- [Requirements] State how many lines hold the word "this", with no other words.

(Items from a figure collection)

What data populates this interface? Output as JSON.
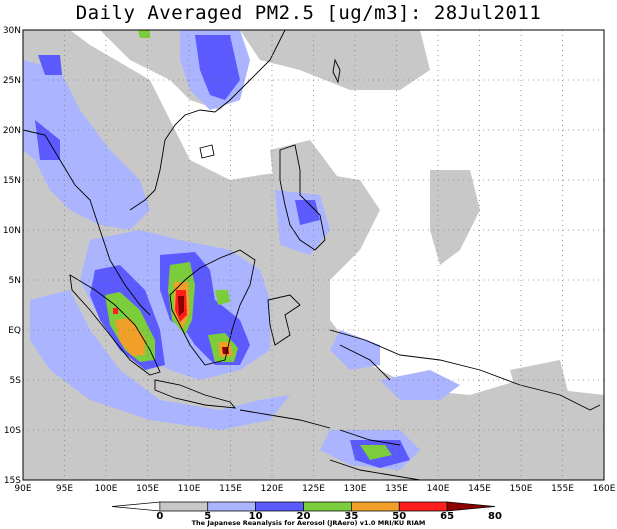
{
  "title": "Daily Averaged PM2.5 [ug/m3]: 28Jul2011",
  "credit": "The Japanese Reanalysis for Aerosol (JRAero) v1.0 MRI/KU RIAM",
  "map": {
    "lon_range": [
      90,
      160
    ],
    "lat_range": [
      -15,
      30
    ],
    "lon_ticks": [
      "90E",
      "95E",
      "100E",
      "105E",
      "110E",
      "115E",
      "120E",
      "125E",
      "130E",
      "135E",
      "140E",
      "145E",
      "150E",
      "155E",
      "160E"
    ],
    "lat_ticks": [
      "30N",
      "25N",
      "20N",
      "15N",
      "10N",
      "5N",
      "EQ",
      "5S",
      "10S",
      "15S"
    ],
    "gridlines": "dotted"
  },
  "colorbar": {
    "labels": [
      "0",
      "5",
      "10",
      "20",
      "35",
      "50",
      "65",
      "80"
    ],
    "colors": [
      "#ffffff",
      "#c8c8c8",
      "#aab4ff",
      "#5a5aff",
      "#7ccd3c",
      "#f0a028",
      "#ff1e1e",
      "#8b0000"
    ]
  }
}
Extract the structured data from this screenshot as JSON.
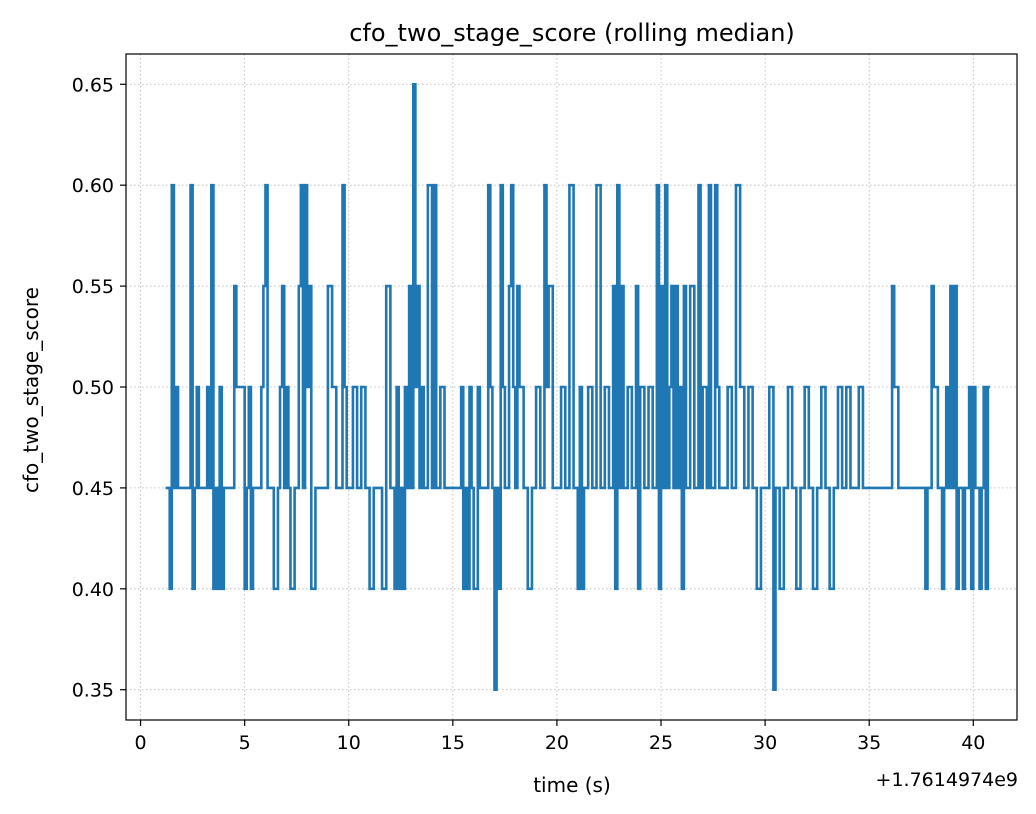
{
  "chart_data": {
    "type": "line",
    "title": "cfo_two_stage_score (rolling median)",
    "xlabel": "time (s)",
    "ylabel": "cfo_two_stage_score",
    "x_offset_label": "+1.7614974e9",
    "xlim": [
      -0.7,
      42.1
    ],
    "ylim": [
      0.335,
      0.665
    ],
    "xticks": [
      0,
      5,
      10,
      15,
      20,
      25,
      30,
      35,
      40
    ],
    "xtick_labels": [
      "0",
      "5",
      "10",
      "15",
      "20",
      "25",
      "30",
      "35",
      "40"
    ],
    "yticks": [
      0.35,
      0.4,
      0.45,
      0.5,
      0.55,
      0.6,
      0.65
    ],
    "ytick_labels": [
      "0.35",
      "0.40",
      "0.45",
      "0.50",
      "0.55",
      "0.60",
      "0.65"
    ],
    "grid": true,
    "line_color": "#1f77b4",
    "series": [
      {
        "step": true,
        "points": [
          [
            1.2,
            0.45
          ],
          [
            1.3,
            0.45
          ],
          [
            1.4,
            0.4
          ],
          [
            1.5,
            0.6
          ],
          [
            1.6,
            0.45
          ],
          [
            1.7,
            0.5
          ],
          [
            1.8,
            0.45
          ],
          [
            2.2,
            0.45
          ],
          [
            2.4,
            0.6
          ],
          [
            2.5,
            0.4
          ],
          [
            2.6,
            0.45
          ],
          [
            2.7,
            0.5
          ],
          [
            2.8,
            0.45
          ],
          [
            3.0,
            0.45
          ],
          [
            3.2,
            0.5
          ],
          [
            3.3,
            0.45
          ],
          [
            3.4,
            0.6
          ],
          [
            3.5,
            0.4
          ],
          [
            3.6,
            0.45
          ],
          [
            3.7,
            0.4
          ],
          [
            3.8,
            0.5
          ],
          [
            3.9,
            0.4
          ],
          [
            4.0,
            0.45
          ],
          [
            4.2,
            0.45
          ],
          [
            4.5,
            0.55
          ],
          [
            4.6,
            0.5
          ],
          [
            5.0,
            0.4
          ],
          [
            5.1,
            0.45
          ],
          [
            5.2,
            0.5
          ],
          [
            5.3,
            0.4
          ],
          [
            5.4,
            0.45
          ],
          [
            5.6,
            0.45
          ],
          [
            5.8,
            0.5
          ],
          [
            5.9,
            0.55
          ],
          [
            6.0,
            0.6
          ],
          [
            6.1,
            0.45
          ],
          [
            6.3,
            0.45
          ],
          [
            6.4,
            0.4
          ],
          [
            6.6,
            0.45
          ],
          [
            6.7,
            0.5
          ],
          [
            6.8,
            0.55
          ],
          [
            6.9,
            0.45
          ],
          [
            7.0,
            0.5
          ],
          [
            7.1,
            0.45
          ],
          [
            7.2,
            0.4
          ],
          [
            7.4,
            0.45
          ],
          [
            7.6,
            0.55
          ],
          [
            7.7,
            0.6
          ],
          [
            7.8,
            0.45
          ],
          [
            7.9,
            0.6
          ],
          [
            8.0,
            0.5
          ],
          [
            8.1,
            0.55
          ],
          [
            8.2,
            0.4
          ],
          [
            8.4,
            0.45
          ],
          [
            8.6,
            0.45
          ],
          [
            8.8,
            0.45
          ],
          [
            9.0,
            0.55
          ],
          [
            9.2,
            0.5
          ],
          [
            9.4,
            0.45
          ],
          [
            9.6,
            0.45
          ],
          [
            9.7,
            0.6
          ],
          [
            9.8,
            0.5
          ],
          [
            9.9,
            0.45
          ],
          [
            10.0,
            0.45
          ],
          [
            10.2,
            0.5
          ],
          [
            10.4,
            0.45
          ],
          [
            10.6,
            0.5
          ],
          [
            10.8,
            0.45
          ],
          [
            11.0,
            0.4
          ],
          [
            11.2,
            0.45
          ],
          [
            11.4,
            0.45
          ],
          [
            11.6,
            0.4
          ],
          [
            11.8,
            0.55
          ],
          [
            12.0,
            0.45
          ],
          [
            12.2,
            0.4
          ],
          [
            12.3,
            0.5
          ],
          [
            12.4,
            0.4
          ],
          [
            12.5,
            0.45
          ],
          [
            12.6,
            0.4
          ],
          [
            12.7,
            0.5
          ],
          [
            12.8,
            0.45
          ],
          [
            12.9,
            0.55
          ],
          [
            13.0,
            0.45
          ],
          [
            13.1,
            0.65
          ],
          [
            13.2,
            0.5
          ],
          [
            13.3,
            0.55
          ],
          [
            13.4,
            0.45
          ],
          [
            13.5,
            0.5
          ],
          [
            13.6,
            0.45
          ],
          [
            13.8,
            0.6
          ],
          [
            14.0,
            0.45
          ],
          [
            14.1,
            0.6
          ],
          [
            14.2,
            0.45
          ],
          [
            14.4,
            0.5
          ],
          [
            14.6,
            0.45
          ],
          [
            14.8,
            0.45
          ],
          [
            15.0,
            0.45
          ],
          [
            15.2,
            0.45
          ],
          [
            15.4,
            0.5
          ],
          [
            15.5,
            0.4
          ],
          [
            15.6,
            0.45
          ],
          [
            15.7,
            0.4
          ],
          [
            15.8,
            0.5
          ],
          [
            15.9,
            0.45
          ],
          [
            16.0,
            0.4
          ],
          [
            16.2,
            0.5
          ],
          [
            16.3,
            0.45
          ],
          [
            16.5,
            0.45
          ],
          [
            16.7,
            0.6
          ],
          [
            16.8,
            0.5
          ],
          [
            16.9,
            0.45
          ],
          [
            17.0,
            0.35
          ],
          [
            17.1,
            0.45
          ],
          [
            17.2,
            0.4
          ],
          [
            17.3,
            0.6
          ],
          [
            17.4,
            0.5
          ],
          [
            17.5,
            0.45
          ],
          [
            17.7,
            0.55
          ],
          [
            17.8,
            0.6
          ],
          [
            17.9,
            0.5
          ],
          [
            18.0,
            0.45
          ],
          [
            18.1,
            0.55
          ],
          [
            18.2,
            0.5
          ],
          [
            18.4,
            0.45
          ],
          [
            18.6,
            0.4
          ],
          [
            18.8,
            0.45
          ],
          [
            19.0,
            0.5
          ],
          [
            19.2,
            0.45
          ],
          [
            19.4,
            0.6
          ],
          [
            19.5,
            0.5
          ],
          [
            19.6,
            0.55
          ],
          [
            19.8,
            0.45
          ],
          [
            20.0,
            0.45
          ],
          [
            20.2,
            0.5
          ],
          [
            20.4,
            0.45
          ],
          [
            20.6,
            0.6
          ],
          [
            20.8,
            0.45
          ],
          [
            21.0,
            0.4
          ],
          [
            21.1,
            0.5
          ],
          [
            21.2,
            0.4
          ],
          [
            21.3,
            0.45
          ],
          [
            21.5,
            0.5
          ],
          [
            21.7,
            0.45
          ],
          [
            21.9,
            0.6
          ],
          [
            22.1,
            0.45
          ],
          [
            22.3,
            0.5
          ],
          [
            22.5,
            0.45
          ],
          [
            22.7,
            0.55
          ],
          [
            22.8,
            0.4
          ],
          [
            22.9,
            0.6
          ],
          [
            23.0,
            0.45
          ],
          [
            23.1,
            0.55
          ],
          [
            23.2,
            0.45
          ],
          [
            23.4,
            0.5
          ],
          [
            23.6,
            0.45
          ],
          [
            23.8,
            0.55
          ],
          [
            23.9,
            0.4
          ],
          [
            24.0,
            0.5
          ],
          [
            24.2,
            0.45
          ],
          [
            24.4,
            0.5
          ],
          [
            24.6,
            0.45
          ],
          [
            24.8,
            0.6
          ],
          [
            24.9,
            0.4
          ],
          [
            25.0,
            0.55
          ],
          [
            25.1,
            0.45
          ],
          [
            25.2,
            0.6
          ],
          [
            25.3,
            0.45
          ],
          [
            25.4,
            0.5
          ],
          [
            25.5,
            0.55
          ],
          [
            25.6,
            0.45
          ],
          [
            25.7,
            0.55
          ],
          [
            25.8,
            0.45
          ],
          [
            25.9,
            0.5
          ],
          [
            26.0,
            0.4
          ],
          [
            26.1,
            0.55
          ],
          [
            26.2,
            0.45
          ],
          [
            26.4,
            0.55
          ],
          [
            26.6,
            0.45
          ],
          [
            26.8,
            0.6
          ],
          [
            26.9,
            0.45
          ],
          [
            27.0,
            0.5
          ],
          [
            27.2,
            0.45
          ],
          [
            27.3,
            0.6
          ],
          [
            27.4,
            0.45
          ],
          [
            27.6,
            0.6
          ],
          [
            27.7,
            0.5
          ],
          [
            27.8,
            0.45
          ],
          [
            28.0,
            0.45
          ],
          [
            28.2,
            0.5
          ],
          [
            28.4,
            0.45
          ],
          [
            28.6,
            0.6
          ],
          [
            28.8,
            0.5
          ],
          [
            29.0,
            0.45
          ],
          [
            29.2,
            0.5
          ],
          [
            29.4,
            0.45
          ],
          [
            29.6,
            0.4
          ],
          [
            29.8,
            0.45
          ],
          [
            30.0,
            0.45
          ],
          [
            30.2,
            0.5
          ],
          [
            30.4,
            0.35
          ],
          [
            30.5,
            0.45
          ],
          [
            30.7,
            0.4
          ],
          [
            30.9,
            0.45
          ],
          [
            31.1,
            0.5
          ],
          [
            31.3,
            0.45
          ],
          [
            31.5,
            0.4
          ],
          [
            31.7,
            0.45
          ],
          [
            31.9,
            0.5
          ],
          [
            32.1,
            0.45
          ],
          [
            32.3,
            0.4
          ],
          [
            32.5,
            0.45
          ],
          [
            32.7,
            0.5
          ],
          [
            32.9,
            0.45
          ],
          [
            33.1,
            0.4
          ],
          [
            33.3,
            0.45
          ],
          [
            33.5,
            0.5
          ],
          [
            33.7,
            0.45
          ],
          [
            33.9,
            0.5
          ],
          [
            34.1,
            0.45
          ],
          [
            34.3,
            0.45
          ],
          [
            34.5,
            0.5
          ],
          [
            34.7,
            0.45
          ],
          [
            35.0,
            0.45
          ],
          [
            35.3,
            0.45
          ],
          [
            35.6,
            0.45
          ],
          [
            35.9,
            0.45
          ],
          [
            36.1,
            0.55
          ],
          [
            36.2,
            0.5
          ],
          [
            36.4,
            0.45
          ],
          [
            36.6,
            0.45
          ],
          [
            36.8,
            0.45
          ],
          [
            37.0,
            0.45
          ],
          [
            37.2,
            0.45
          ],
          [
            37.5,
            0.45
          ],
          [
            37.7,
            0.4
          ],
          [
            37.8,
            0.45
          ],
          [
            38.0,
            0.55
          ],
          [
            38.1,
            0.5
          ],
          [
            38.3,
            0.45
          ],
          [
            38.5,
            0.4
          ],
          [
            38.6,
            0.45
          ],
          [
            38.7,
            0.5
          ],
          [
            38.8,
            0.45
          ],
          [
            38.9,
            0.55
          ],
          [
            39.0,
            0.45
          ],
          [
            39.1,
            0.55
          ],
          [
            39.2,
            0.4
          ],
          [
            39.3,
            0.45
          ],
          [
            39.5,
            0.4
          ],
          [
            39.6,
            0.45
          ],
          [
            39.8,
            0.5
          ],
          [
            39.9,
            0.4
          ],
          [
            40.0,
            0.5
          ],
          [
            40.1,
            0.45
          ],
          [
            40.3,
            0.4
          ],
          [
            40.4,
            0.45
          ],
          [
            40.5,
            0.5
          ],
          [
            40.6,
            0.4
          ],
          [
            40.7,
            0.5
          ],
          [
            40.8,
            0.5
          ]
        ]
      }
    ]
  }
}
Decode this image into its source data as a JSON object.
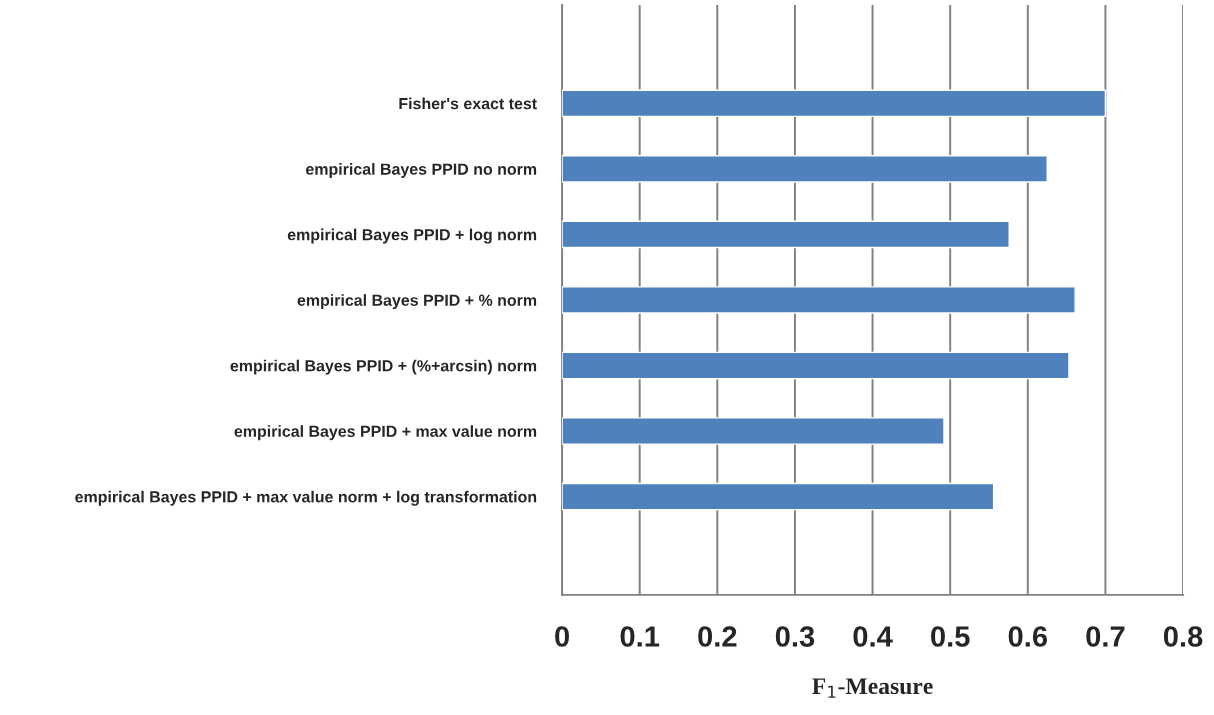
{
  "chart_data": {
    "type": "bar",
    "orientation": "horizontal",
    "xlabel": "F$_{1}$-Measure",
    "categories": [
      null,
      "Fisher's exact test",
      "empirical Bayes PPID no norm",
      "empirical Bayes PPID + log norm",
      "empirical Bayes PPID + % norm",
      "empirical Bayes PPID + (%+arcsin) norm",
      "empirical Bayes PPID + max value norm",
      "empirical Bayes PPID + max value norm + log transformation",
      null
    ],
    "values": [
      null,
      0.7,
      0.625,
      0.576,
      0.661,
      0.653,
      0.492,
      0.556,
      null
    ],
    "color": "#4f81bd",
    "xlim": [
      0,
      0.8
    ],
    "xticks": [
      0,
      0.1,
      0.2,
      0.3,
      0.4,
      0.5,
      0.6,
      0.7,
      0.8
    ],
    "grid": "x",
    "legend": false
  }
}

- [Worked answer] 3